Start of Items

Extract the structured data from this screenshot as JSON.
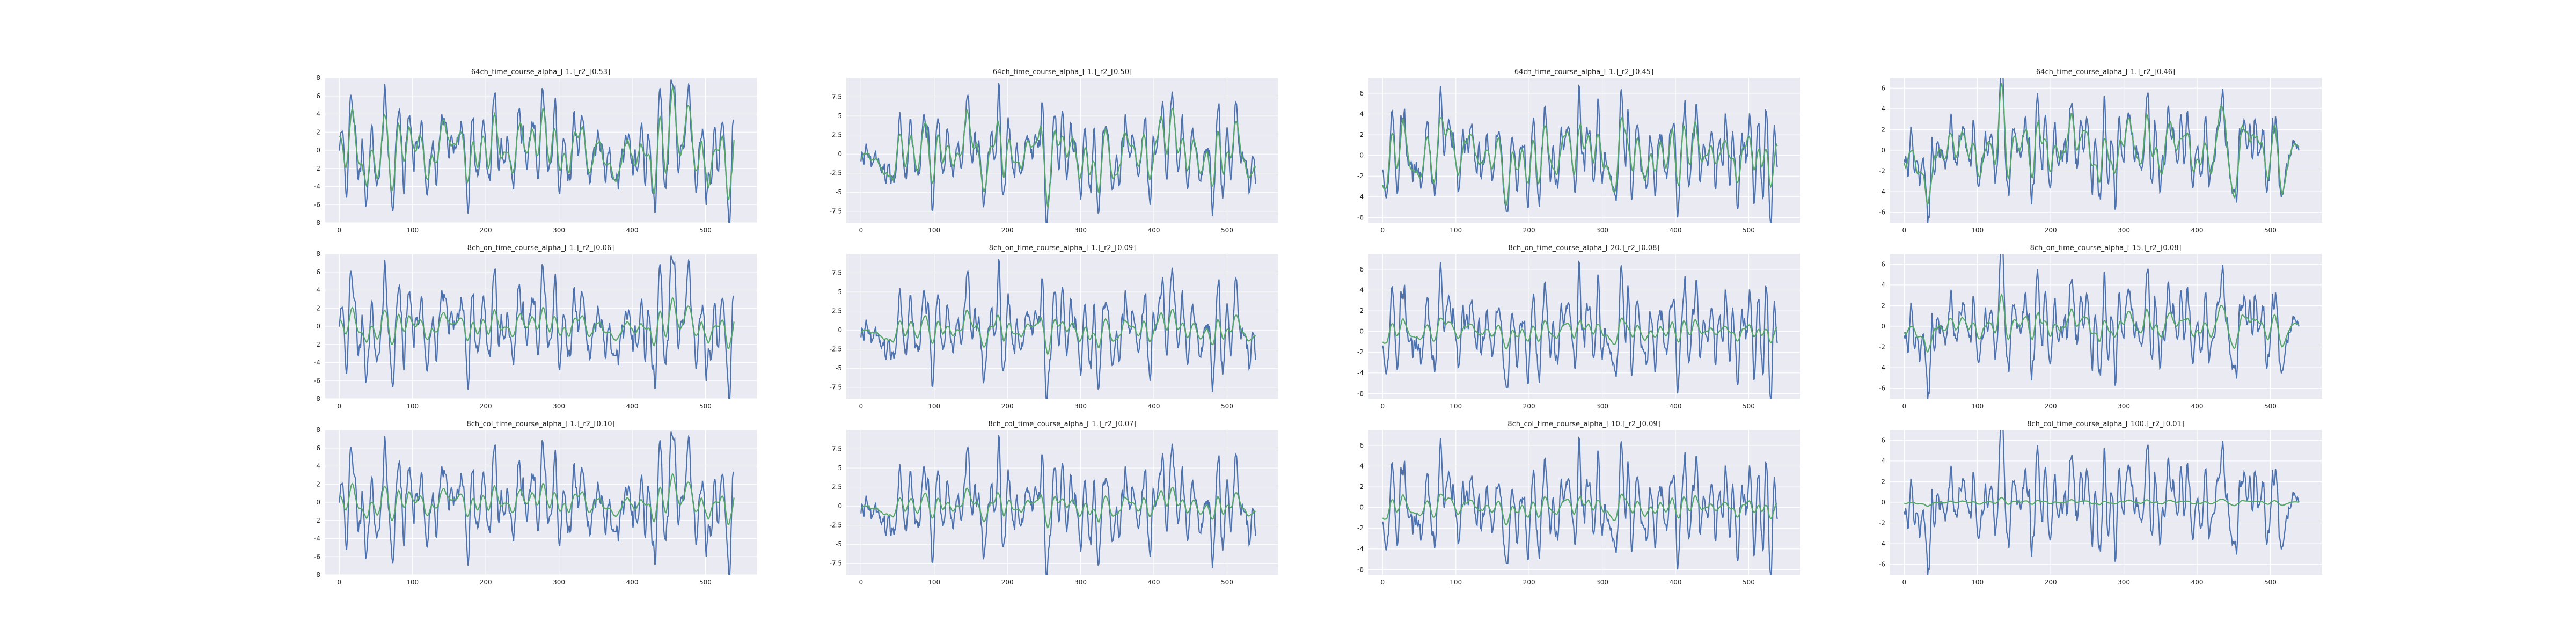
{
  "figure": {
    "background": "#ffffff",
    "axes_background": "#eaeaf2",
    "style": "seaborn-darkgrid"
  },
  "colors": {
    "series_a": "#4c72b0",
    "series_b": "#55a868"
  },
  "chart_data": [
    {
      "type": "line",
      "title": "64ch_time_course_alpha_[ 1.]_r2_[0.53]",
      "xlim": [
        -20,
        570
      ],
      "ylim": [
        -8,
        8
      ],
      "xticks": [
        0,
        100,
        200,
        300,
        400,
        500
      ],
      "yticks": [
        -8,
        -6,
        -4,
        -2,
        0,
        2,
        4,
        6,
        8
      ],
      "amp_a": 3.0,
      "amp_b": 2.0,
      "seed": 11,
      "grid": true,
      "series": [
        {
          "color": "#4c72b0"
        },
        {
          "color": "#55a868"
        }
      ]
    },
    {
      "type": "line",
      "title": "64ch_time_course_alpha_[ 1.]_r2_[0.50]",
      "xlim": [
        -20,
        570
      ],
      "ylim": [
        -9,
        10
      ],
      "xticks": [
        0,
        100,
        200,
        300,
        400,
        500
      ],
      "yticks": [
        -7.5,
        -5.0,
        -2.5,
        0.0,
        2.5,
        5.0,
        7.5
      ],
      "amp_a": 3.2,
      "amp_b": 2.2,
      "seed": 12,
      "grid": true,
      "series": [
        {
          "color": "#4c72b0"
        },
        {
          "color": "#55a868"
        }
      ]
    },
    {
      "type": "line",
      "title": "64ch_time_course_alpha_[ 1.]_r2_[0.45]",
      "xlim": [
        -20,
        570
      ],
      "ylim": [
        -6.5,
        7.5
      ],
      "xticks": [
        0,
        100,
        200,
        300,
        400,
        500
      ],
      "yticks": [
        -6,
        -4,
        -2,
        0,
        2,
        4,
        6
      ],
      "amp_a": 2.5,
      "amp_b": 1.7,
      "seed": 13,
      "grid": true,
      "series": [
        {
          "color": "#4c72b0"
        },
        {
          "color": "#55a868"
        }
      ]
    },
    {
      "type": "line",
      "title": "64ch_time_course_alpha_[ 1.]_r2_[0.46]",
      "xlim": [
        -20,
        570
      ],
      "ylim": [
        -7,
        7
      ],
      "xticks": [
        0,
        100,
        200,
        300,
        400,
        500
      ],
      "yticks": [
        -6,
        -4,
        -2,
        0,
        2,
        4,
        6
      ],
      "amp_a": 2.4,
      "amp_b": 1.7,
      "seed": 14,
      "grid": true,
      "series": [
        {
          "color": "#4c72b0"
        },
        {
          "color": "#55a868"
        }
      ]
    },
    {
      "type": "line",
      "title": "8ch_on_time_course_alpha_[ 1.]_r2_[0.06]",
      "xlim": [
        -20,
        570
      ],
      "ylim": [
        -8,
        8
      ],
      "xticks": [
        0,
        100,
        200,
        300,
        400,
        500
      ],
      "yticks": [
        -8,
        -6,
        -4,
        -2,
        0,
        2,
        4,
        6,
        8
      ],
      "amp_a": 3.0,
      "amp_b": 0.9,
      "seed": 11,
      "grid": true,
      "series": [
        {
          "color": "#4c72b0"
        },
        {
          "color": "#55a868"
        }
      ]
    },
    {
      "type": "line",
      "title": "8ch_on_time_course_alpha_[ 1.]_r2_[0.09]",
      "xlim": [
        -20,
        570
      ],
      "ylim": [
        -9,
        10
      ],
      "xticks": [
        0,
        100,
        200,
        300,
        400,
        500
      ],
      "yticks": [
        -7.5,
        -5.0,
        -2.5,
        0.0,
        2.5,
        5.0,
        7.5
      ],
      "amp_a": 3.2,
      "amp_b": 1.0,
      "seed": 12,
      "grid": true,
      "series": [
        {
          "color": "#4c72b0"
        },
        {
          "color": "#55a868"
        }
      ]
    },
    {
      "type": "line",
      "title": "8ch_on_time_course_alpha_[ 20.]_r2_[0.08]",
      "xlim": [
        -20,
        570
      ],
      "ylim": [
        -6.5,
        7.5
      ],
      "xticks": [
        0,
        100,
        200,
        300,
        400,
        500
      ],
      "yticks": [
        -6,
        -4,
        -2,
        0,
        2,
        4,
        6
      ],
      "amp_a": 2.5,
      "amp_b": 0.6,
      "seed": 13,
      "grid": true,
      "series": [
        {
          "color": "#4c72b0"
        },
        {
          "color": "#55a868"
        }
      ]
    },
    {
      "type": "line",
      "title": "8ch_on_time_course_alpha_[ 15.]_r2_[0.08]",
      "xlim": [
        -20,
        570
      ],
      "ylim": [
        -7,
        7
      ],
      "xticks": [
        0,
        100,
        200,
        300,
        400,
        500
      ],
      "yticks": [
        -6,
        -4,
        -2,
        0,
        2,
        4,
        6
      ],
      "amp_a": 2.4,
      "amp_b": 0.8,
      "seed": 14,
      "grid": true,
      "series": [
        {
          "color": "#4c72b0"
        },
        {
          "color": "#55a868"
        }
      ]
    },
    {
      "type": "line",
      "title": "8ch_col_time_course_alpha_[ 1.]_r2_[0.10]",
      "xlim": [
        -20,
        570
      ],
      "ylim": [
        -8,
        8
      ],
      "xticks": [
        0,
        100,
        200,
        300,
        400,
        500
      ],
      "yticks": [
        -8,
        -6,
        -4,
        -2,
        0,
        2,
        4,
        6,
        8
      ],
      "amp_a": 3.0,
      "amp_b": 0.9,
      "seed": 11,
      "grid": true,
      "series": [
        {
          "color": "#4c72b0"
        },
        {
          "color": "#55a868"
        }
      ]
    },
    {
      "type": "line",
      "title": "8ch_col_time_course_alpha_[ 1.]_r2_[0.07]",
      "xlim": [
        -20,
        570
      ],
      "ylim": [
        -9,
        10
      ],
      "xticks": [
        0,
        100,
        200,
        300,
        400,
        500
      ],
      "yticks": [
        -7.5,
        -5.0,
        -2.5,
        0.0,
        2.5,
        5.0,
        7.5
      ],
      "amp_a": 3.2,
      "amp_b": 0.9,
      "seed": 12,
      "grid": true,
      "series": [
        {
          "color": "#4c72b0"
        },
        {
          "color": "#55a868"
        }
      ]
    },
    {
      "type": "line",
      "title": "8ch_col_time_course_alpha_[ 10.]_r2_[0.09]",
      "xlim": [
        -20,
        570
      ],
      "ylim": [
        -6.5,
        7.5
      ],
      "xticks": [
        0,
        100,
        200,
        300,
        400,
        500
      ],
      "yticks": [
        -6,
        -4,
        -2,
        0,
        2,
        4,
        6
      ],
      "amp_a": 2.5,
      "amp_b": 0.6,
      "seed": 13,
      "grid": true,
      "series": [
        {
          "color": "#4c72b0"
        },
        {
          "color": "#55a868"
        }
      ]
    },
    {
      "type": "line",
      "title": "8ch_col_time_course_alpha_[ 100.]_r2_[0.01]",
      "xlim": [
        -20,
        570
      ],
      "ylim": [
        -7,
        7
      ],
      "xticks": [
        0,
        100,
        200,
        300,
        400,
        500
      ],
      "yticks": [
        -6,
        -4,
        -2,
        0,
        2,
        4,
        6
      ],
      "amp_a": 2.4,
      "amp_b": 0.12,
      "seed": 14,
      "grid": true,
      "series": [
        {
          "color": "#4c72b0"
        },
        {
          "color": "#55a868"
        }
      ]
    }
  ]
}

End of Items
Start of Items

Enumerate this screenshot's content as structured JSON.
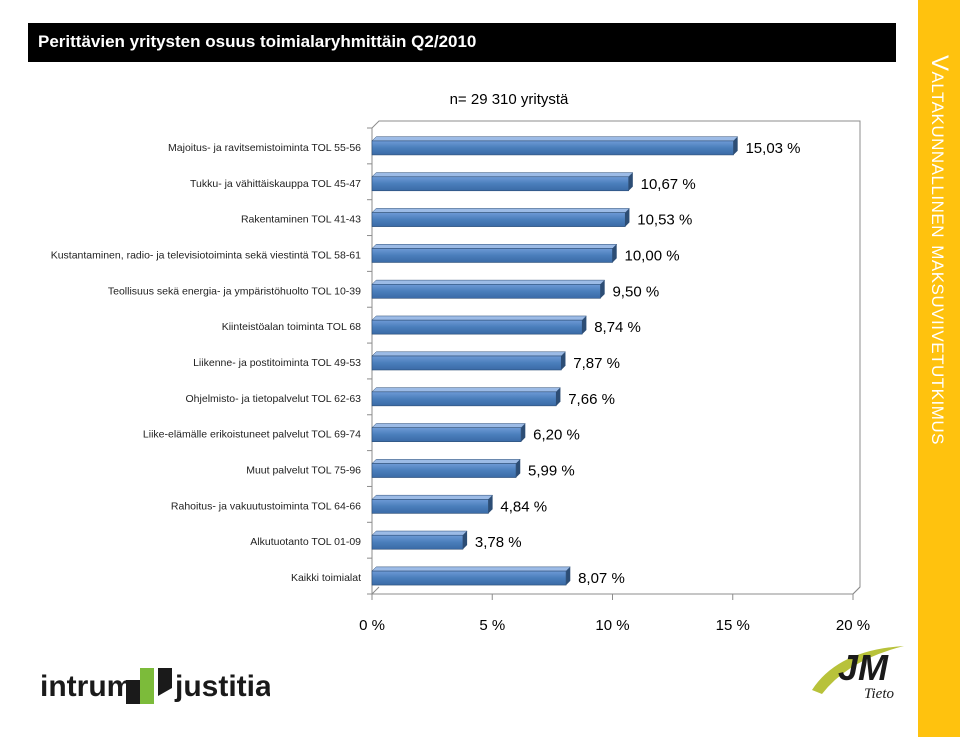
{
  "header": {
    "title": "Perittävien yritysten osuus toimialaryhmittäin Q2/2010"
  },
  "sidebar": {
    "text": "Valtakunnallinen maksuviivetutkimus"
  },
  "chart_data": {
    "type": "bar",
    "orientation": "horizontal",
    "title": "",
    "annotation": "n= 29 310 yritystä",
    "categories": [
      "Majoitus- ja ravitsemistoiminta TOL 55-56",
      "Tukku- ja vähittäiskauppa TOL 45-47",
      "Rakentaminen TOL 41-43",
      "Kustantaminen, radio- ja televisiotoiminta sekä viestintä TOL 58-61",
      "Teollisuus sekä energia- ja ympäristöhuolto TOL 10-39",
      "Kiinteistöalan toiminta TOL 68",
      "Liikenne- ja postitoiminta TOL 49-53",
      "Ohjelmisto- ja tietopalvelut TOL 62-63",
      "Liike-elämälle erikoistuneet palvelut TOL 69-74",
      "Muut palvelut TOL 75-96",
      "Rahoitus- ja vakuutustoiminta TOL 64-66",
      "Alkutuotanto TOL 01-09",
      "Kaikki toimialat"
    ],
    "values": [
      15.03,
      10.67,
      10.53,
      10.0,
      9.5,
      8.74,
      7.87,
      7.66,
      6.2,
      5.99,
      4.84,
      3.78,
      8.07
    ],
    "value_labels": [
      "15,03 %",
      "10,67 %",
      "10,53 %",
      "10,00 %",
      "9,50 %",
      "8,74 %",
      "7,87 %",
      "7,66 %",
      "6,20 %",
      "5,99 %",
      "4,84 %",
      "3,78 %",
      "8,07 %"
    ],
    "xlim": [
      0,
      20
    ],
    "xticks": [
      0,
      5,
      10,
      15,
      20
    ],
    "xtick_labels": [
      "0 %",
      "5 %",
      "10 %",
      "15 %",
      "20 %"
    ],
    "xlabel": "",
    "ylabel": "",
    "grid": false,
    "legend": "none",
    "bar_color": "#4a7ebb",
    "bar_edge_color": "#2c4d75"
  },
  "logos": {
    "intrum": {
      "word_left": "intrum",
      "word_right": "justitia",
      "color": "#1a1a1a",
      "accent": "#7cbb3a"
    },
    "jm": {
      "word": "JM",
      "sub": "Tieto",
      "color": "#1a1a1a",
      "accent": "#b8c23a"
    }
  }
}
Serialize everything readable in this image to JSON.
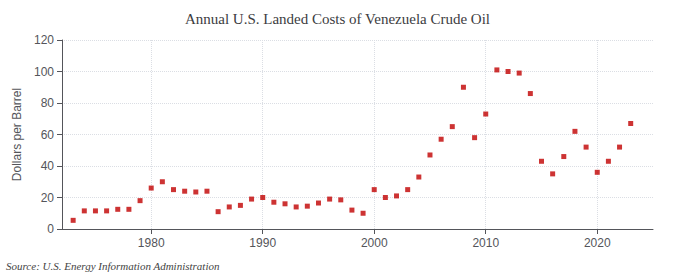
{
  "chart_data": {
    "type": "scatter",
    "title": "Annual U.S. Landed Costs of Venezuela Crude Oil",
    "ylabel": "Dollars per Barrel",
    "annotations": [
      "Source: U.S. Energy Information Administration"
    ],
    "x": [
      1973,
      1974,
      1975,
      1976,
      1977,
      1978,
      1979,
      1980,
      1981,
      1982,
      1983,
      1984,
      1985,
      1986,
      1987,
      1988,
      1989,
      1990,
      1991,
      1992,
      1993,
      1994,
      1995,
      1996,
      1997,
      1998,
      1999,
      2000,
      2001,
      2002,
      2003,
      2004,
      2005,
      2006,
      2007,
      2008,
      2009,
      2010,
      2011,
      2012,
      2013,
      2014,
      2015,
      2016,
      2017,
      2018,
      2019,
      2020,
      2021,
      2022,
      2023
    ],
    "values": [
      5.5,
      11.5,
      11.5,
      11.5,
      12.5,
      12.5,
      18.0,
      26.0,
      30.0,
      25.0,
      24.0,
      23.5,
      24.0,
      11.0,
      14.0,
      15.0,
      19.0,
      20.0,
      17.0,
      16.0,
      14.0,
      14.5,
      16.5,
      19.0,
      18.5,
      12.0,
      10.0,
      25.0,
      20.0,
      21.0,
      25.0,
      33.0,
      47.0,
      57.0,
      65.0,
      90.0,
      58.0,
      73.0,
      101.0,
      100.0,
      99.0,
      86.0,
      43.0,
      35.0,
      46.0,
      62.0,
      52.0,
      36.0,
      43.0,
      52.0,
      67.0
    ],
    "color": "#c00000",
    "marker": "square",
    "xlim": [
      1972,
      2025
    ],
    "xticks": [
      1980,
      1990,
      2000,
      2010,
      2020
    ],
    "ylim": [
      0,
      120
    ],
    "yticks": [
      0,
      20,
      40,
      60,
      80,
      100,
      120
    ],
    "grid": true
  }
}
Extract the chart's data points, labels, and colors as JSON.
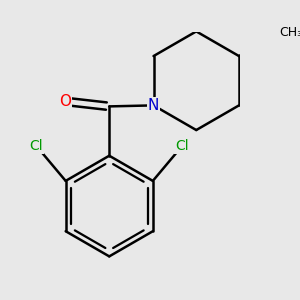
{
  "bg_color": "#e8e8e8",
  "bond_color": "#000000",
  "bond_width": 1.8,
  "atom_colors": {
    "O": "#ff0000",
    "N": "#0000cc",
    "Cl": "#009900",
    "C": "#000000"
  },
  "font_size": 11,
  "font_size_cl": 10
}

End of Items

• _Problem to work on_
Among the entries, how many lines include the word "this"? Answer with a single number and nothing further.

• _Output below_
3